Aim of the task
Retype each entry below exactly as it stands.

------

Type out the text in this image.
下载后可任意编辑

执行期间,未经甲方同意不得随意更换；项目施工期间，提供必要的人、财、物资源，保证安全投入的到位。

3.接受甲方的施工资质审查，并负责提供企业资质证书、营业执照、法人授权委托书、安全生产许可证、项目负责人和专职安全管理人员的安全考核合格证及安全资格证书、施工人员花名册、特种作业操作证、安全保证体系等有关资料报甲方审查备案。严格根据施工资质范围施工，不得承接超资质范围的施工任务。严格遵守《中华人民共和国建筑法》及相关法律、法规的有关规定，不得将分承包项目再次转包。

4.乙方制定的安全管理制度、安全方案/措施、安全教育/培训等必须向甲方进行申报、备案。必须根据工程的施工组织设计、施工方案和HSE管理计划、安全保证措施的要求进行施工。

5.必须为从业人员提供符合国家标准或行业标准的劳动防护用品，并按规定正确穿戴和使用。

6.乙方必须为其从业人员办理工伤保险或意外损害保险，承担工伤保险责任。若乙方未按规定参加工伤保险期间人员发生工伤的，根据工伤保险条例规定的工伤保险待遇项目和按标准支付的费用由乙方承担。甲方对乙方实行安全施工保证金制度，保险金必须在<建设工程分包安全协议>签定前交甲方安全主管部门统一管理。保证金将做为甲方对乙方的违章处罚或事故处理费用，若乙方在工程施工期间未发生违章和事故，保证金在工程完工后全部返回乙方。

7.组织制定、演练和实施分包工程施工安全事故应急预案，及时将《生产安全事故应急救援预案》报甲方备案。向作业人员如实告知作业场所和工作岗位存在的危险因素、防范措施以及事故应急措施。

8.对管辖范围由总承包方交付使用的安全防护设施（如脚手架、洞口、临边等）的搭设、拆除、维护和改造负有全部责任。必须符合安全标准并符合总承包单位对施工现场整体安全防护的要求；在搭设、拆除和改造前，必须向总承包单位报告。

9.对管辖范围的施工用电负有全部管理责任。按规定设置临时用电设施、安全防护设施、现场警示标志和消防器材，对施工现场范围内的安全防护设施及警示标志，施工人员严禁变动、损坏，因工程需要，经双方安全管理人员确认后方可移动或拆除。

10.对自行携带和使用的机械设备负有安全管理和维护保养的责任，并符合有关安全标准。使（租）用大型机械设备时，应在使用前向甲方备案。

------

Written reply
Type out the text in this image.
下载后可任意编辑

执行期间,未经甲方同意不得随意更换；项目施工期间，提供必要的人、财、物资源，保证安全投入的到位。

3.接受甲方的施工资质审查，并负责提供企业资质证书、营业执照、法人授权委托书、安全生产许可证、项目负责人和专职安全管理人员的安全考核合格证及安全资格证书、施工人员花名册、特种作业操作证、安全保证体系等有关资料报甲方审查备案。严格根据施工资质范围施工，不得承接超资质范围的施工任务。严格遵守《中华人民共和国建筑法》及相关法律、法规的有关规定，不得将分承包项目再次转包。

4.乙方制定的安全管理制度、安全方案/措施、安全教育/培训等必须向甲方进行申报、备案。必须根据工程的施工组织设计、施工方案和HSE管理计划、安全保证措施的要求进行施工。

5.必须为从业人员提供符合国家标准或行业标准的劳动防护用品，并按规定正确穿戴和使用。

6.乙方必须为其从业人员办理工伤保险或意外损害保险，承担工伤保险责任。若乙方未按规定参加工伤保险期间人员发生工伤的，根据工伤保险条例规定的工伤保险待遇项目和按标准支付的费用由乙方承担。甲方对乙方实行安全施工保证金制度，保险金必须在<建设工程分包安全协议>签定前交甲方安全主管部门统一管理。保证金将做为甲方对乙方的违章处罚或事故处理费用，若乙方在工程施工期间未发生违章和事故，保证金在工程完工后全部返回乙方。

7.组织制定、演练和实施分包工程施工安全事故应急预案，及时将《生产安全事故应急救援预案》报甲方备案。向作业人员如实告知作业场所和工作岗位存在的危险因素、防范措施以及事故应急措施。

8.对管辖范围由总承包方交付使用的安全防护设施（如脚手架、洞口、临边等）的搭设、拆除、维护和改造负有全部责任。必须符合安全标准并符合总承包单位对施工现场整体安全防护的要求；在搭设、拆除和改造前，必须向总承包单位报告。

9.对管辖范围的施工用电负有全部管理责任。按规定设置临时用电设施、安全防护设施、现场警示标志和消防器材，对施工现场范围内的安全防护设施及警示标志，施工人员严禁变动、损坏，因工程需要，经双方安全管理人员确认后方可移动或拆除。

10.对自行携带和使用的机械设备负有安全管理和维护保养的责任，并符合有关安全标准。使（租）用大型机械设备时，应在使用前向甲方备案。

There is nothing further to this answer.